[Start of Attachment]
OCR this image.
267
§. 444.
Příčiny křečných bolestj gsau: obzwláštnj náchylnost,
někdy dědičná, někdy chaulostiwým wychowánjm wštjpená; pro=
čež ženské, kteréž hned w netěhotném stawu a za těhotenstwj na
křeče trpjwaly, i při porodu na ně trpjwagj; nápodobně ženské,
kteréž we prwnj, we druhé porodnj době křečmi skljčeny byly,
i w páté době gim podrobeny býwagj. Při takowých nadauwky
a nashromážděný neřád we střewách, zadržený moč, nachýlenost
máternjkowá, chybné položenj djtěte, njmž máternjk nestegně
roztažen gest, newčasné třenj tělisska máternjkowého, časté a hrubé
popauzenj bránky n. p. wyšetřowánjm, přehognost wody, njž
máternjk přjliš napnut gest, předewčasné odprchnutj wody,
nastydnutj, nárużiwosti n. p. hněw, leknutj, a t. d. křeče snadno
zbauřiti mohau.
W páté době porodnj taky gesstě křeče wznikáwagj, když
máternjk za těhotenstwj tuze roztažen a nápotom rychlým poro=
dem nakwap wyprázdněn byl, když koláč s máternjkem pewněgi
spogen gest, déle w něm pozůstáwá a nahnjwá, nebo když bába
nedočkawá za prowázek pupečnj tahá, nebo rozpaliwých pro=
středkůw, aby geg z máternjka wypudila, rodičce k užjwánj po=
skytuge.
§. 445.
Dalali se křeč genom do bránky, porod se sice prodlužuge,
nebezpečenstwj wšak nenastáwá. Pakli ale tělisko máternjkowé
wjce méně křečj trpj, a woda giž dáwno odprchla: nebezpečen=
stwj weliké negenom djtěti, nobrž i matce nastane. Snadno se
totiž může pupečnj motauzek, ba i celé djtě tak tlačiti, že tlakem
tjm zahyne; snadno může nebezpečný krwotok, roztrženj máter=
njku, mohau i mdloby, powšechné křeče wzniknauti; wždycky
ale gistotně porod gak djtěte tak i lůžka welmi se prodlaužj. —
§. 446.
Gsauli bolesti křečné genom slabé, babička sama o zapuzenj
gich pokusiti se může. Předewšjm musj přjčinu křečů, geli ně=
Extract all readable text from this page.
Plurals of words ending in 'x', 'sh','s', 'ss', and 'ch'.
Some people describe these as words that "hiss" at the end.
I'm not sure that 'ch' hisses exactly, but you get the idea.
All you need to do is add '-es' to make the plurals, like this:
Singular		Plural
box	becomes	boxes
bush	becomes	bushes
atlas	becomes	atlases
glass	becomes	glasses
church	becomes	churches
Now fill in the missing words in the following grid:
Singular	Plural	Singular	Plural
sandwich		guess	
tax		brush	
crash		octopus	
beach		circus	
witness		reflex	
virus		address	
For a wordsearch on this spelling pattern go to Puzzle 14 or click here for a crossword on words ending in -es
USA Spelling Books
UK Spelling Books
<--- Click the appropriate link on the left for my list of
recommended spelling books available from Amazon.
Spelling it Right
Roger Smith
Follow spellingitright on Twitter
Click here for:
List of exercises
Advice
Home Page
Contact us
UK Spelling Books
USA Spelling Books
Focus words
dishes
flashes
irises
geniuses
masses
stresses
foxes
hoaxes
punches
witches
[End of Attachment]
* [WHAT YOU NEED TO DO]: Reproduce the records word for word.

* [COMPLETED TASK]:
OCR this image.
267
§. 444.
Příčiny křečných bolestj gsau: obzwláštnj náchylnost,
někdy dědičná, někdy chaulostiwým wychowánjm wštjpená; pro=
čež ženské, kteréž hned w netěhotném stawu a za těhotenstwj na
křeče trpjwaly, i při porodu na ně trpjwagj; nápodobně ženské,
kteréž we prwnj, we druhé porodnj době křečmi skljčeny byly,
i w páté době gim podrobeny býwagj. Při takowých nadauwky
a nashromážděný neřád we střewách, zadržený moč, nachýlenost
máternjkowá, chybné položenj djtěte, njmž máternjk nestegně
roztažen gest, newčasné třenj tělisska máternjkowého, časté a hrubé
popauzenj bránky n. p. wyšetřowánjm, přehognost wody, njž
máternjk přjliš napnut gest, předewčasné odprchnutj wody,
nastydnutj, nárużiwosti n. p. hněw, leknutj, a t. d. křeče snadno
zbauřiti mohau.
W páté době porodnj taky gesstě křeče wznikáwagj, když
máternjk za těhotenstwj tuze roztažen a nápotom rychlým poro=
dem nakwap wyprázdněn byl, když koláč s máternjkem pewněgi
spogen gest, déle w něm pozůstáwá a nahnjwá, nebo když bába
nedočkawá za prowázek pupečnj tahá, nebo rozpaliwých pro=
středkůw, aby geg z máternjka wypudila, rodičce k užjwánj po=
skytuge.
§. 445.
Dalali se křeč genom do bránky, porod se sice prodlužuge,
nebezpečenstwj wšak nenastáwá. Pakli ale tělisko máternjkowé
wjce méně křečj trpj, a woda giž dáwno odprchla: nebezpečen=
stwj weliké negenom djtěti, nobrž i matce nastane. Snadno se
totiž může pupečnj motauzek, ba i celé djtě tak tlačiti, že tlakem
tjm zahyne; snadno může nebezpečný krwotok, roztrženj máter=
njku, mohau i mdloby, powšechné křeče wzniknauti; wždycky
ale gistotně porod gak djtěte tak i lůžka welmi se prodlaužj. —
§. 446.
Gsauli bolesti křečné genom slabé, babička sama o zapuzenj
gich pokusiti se může. Předewšjm musj přjčinu křečů, geli ně=
Extract all readable text from this page.
Plurals of words ending in 'x', 'sh','s', 'ss', and 'ch'.
Some people describe these as words that "hiss" at the end.
I'm not sure that 'ch' hisses exactly, but you get the idea.
All you need to do is add '-es' to make the plurals, like this:
Singular		Plural
box	becomes	boxes
bush	becomes	bushes
atlas	becomes	atlases
glass	becomes	glasses
church	becomes	churches
Now fill in the missing words in the following grid:
Singular	Plural	Singular	Plural
sandwich		guess	
tax		brush	
crash		octopus	
beach		circus	
witness		reflex	
virus		address	
For a wordsearch on this spelling pattern go to Puzzle 14 or click here for a crossword on words ending in -es
USA Spelling Books
UK Spelling Books
<--- Click the appropriate link on the left for my list of
recommended spelling books available from Amazon.
Spelling it Right
Roger Smith
Follow spellingitright on Twitter
Click here for:
List of exercises
Advice
Home Page
Contact us
UK Spelling Books
USA Spelling Books
Focus words
dishes
flashes
irises
geniuses
masses
stresses
foxes
hoaxes
punches
witches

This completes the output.